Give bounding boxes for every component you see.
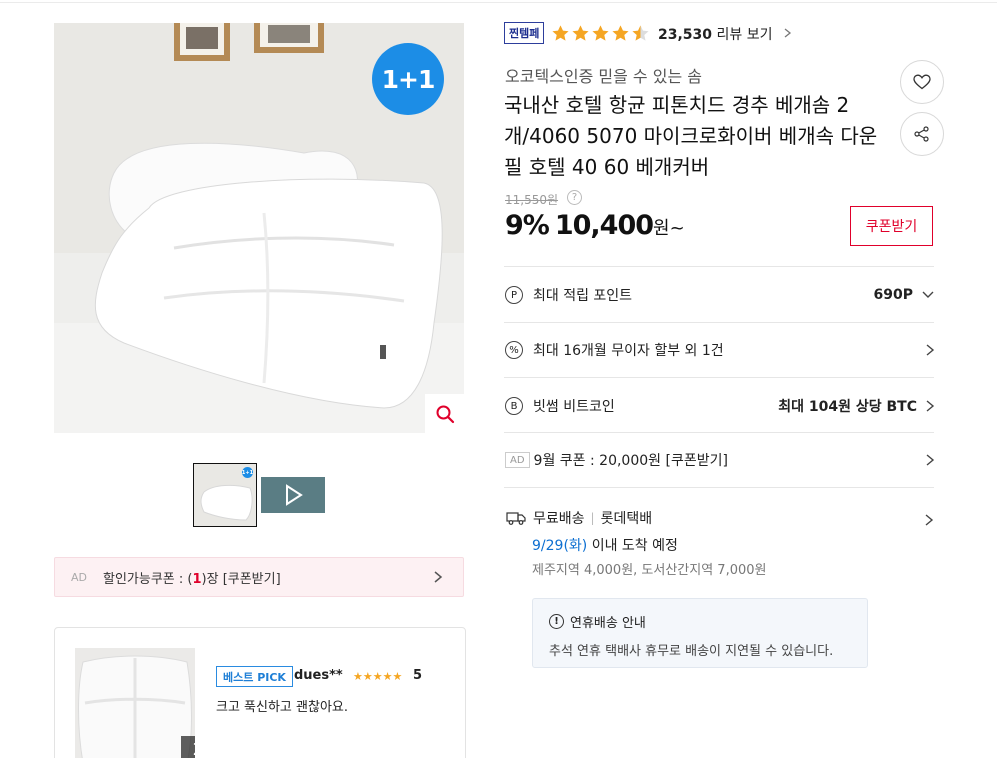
percent-icon: % — [505, 341, 523, 359]
star-icon — [572, 24, 589, 41]
chevron-down-icon — [922, 291, 934, 298]
carrier-label: 롯데택배 — [600, 511, 653, 527]
truck-icon — [506, 512, 526, 525]
points-value: 690P — [873, 287, 913, 303]
point-icon: P — [505, 286, 523, 304]
best-pick-badge: 베스트 PICK — [216, 666, 293, 687]
points-value-group: 690P — [874, 287, 935, 303]
top-border — [0, 0, 997, 3]
star-icon — [632, 24, 649, 41]
magnifier-icon — [436, 405, 454, 423]
delivery-estimate: 9/29(화) 이내 도착 예정 — [532, 535, 678, 555]
divider — [504, 322, 934, 323]
coupon-count: 1 — [192, 571, 202, 587]
notice-title-row: ! 연휴배송 안내 — [549, 612, 851, 631]
review-card[interactable]: 2 베스트 PICK dues** ★★★★★ 5 크고 푹신하고 괜찮아요. — [54, 627, 466, 758]
review-score: 5 — [413, 668, 423, 683]
star-icon — [612, 24, 629, 41]
holiday-shipping-notice: ! 연휴배송 안내 추석 연휴 택배사 휴무로 배송이 지연될 수 있습니다. — [532, 598, 868, 668]
divider — [504, 487, 934, 488]
review-link-label: 리뷰 보기 — [716, 27, 773, 43]
product-title: 국내산 호텔 항균 피톤치드 경추 베개솜 2개/4060 5070 마이크로화… — [504, 93, 878, 179]
discount-rate: 9% — [505, 210, 550, 241]
coupon-bar-prefix: 할인가능쿠폰 : ( — [103, 571, 193, 587]
bitcoin-value: 최대 104원 상당 BTC — [778, 399, 917, 415]
chevron-right-icon — [926, 344, 935, 356]
delivery-suffix: 이내 도착 예정 — [587, 538, 678, 554]
review-stars: ★★★★★ — [353, 670, 403, 683]
bitcoin-icon: B — [505, 397, 523, 415]
divider — [504, 266, 934, 267]
notice-title: 연휴배송 안내 — [570, 616, 646, 631]
extra-shipping-fee: 제주지역 4,000원, 도서산간지역 7,000원 — [532, 563, 767, 578]
chevron-right-icon — [926, 454, 935, 466]
shipping-line: 무료배송 | 롯데택배 — [506, 508, 652, 528]
free-shipping-label: 무료배송 — [533, 511, 585, 527]
review-photo[interactable]: 2 — [75, 648, 195, 758]
get-coupon-button[interactable]: 쿠폰받기 — [850, 206, 933, 246]
bitcoin-row[interactable]: B 빗썸 비트코인 최대 104원 상당 BTC — [505, 392, 935, 420]
one-plus-one-badge: 1+1 — [372, 43, 444, 115]
delivery-date: 9/29(화) — [532, 538, 588, 554]
installment-arrow-group — [925, 343, 935, 357]
september-coupon-row[interactable]: AD 9월 쿠폰 : 20,000원 [쿠폰받기] — [505, 446, 935, 474]
star-icon — [552, 24, 569, 41]
coupon-bar-text: 할인가능쿠폰 : (1)장 [쿠폰받기] — [103, 568, 281, 587]
store-badge[interactable]: 찐템페 — [504, 22, 545, 44]
notice-body: 추석 연휴 택배사 휴무로 배송이 지연될 수 있습니다. — [549, 644, 834, 659]
price-help-icon[interactable]: ? — [567, 190, 582, 205]
divider — [504, 432, 934, 433]
zoom-button[interactable] — [425, 394, 464, 433]
share-icon — [914, 126, 929, 142]
heart-icon — [913, 74, 931, 90]
rating-stars — [551, 22, 650, 44]
price-line: 9% 10,400 원~ — [505, 210, 685, 241]
bitcoin-value-group: 최대 104원 상당 BTC — [778, 396, 935, 416]
wishlist-button[interactable] — [900, 60, 944, 104]
product-subtitle: 오코텍스인증 믿을 수 있는 솜 — [505, 67, 702, 86]
shipping-chevron-right-icon[interactable] — [924, 513, 934, 527]
play-icon — [286, 484, 303, 506]
price-unit: 원~ — [653, 218, 685, 239]
ad-tag: AD — [505, 452, 530, 468]
original-price: 11,550원 — [505, 193, 559, 207]
installment-row[interactable]: % 최대 16개월 무이자 할부 외 1건 — [505, 336, 935, 364]
bitcoin-label: 빗썸 비트코인 — [533, 399, 615, 415]
coupon-bar-suffix: )장 [쿠폰받기] — [201, 571, 281, 587]
review-text: 크고 푹신하고 괜찮아요. — [216, 700, 348, 715]
thumbnail-1[interactable]: 1+1 — [193, 463, 257, 527]
separator: | — [590, 511, 595, 525]
exclamation-icon: ! — [549, 614, 564, 629]
star-icon — [592, 24, 609, 41]
september-coupon-arrow-group — [925, 453, 935, 467]
installment-label: 최대 16개월 무이자 할부 외 1건 — [533, 343, 724, 359]
points-label: 최대 적립 포인트 — [533, 288, 633, 304]
chevron-right-icon — [434, 571, 443, 583]
share-button[interactable] — [900, 112, 944, 156]
thumbnail-badge: 1+1 — [242, 467, 253, 478]
chevron-right-icon — [784, 28, 791, 38]
divider — [504, 377, 934, 378]
points-row[interactable]: P 최대 적립 포인트 690P — [505, 281, 935, 309]
september-coupon-label: 9월 쿠폰 : 20,000원 [쿠폰받기] — [533, 453, 728, 469]
reviewer-name: dues** — [294, 668, 343, 683]
chevron-right-icon — [926, 400, 935, 412]
review-count: 23,530 — [658, 27, 713, 43]
ad-label: AD — [71, 570, 87, 584]
thumbnail-video[interactable] — [261, 477, 325, 513]
review-pillow-image — [75, 648, 195, 758]
sale-price: 10,400 — [554, 210, 654, 241]
review-photo-count: 2 — [181, 736, 195, 758]
review-summary-link[interactable]: 23,530 리뷰 보기 — [658, 24, 793, 44]
discount-coupon-bar[interactable]: AD 할인가능쿠폰 : (1)장 [쿠폰받기] — [54, 557, 464, 597]
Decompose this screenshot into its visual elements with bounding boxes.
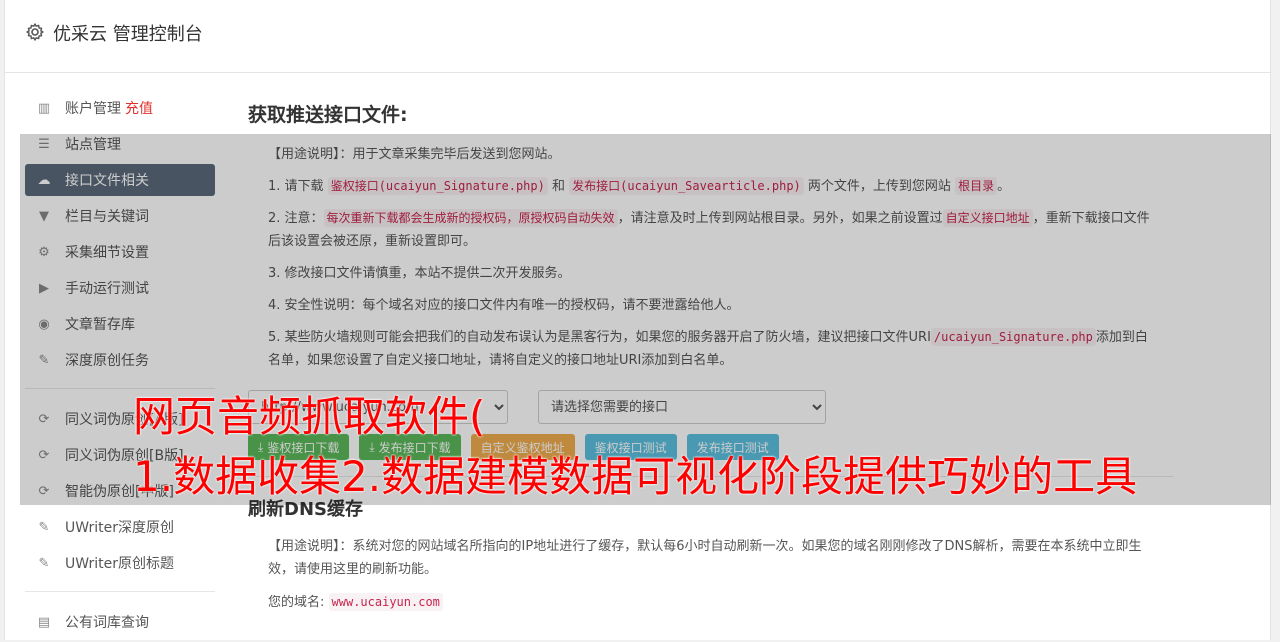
·····
◆ Aim
Print all of the entries above verbatim, line for line, omitting the pictures.

◆ Output of the task
Give bounding boxes for every component you see.
percent-icon: % — [505, 341, 523, 359]
star-icon — [572, 24, 589, 41]
chevron-down-icon — [922, 291, 934, 298]
carrier-label: 롯데택배 — [600, 511, 653, 527]
truck-icon — [506, 512, 526, 525]
points-value: 690P — [873, 287, 913, 303]
point-icon: P — [505, 286, 523, 304]
best-pick-badge: 베스트 PICK — [216, 666, 293, 687]
points-value-group: 690P — [874, 287, 935, 303]
top-border — [0, 0, 997, 3]
star-icon — [632, 24, 649, 41]
magnifier-icon — [436, 405, 454, 423]
delivery-estimate: 9/29(화) 이내 도착 예정 — [532, 535, 678, 555]
divider — [504, 322, 934, 323]
coupon-count: 1 — [192, 571, 202, 587]
notice-title-row: ! 연휴배송 안내 — [549, 612, 851, 631]
review-card[interactable]: 2 베스트 PICK dues** ★★★★★ 5 크고 푹신하고 괜찮아요. — [54, 627, 466, 758]
review-score: 5 — [413, 668, 423, 683]
star-icon — [612, 24, 629, 41]
holiday-shipping-notice: ! 연휴배송 안내 추석 연휴 택배사 휴무로 배송이 지연될 수 있습니다. — [532, 598, 868, 668]
divider — [504, 487, 934, 488]
review-link-label: 리뷰 보기 — [716, 27, 773, 43]
product-title: 국내산 호텔 항균 피톤치드 경추 베개솜 2개/4060 5070 마이크로화… — [504, 93, 878, 179]
discount-rate: 9% — [505, 210, 550, 241]
coupon-bar-prefix: 할인가능쿠폰 : ( — [103, 571, 193, 587]
bitcoin-value: 최대 104원 상당 BTC — [778, 399, 917, 415]
chevron-right-icon — [926, 344, 935, 356]
delivery-suffix: 이내 도착 예정 — [587, 538, 678, 554]
review-stars: ★★★★★ — [353, 670, 403, 683]
bitcoin-icon: B — [505, 397, 523, 415]
divider — [504, 266, 934, 267]
notice-title: 연휴배송 안내 — [570, 616, 646, 631]
extra-shipping-fee: 제주지역 4,000원, 도서산간지역 7,000원 — [532, 563, 767, 578]
chevron-right-icon — [926, 454, 935, 466]
shipping-line: 무료배송 | 롯데택배 — [506, 508, 652, 528]
free-shipping-label: 무료배송 — [533, 511, 585, 527]
review-photo[interactable]: 2 — [75, 648, 195, 758]
get-coupon-button[interactable]: 쿠폰받기 — [850, 206, 933, 246]
bitcoin-row[interactable]: B 빗썸 비트코인 최대 104원 상당 BTC — [505, 392, 935, 420]
one-plus-one-badge: 1+1 — [372, 43, 444, 115]
delivery-date: 9/29(화) — [532, 538, 588, 554]
installment-arrow-group — [925, 343, 935, 357]
september-coupon-row[interactable]: AD 9월 쿠폰 : 20,000원 [쿠폰받기] — [505, 446, 935, 474]
star-icon — [552, 24, 569, 41]
coupon-bar-text: 할인가능쿠폰 : (1)장 [쿠폰받기] — [103, 568, 281, 587]
store-badge[interactable]: 찐템페 — [504, 22, 545, 44]
notice-body: 추석 연휴 택배사 휴무로 배송이 지연될 수 있습니다. — [549, 644, 834, 659]
price-help-icon[interactable]: ? — [567, 190, 582, 205]
divider — [504, 432, 934, 433]
zoom-button[interactable] — [425, 394, 464, 433]
share-icon — [914, 126, 929, 142]
heart-icon — [913, 74, 931, 90]
rating-stars — [551, 22, 650, 44]
price-line: 9% 10,400 원~ — [505, 210, 685, 241]
bitcoin-value-group: 최대 104원 상당 BTC — [778, 396, 935, 416]
wishlist-button[interactable] — [900, 60, 944, 104]
product-subtitle: 오코텍스인증 믿을 수 있는 솜 — [505, 67, 702, 86]
shipping-chevron-right-icon[interactable] — [924, 513, 934, 527]
play-icon — [286, 484, 303, 506]
price-unit: 원~ — [653, 218, 685, 239]
ad-tag: AD — [505, 452, 530, 468]
original-price: 11,550원 — [505, 193, 559, 207]
installment-row[interactable]: % 최대 16개월 무이자 할부 외 1건 — [505, 336, 935, 364]
bitcoin-label: 빗썸 비트코인 — [533, 399, 615, 415]
coupon-bar-suffix: )장 [쿠폰받기] — [201, 571, 281, 587]
review-text: 크고 푹신하고 괜찮아요. — [216, 700, 348, 715]
thumbnail-1[interactable]: 1+1 — [193, 463, 257, 527]
separator: | — [590, 511, 595, 525]
exclamation-icon: ! — [549, 614, 564, 629]
star-icon — [592, 24, 609, 41]
september-coupon-arrow-group — [925, 453, 935, 467]
installment-label: 최대 16개월 무이자 할부 외 1건 — [533, 343, 724, 359]
points-label: 최대 적립 포인트 — [533, 288, 633, 304]
chevron-right-icon — [434, 571, 443, 583]
share-button[interactable] — [900, 112, 944, 156]
thumbnail-badge: 1+1 — [242, 467, 253, 478]
chevron-right-icon — [784, 28, 791, 38]
divider — [504, 377, 934, 378]
points-row[interactable]: P 최대 적립 포인트 690P — [505, 281, 935, 309]
september-coupon-label: 9월 쿠폰 : 20,000원 [쿠폰받기] — [533, 453, 728, 469]
reviewer-name: dues** — [294, 668, 343, 683]
chevron-right-icon — [926, 400, 935, 412]
review-count: 23,530 — [658, 27, 713, 43]
ad-label: AD — [71, 570, 87, 584]
thumbnail-video[interactable] — [261, 477, 325, 513]
review-pillow-image — [75, 648, 195, 758]
sale-price: 10,400 — [554, 210, 654, 241]
review-photo-count: 2 — [181, 736, 195, 758]
review-summary-link[interactable]: 23,530 리뷰 보기 — [658, 24, 793, 44]
discount-coupon-bar[interactable]: AD 할인가능쿠폰 : (1)장 [쿠폰받기] — [54, 557, 464, 597]
Decompose this screenshot into its visual elements with bounding boxes.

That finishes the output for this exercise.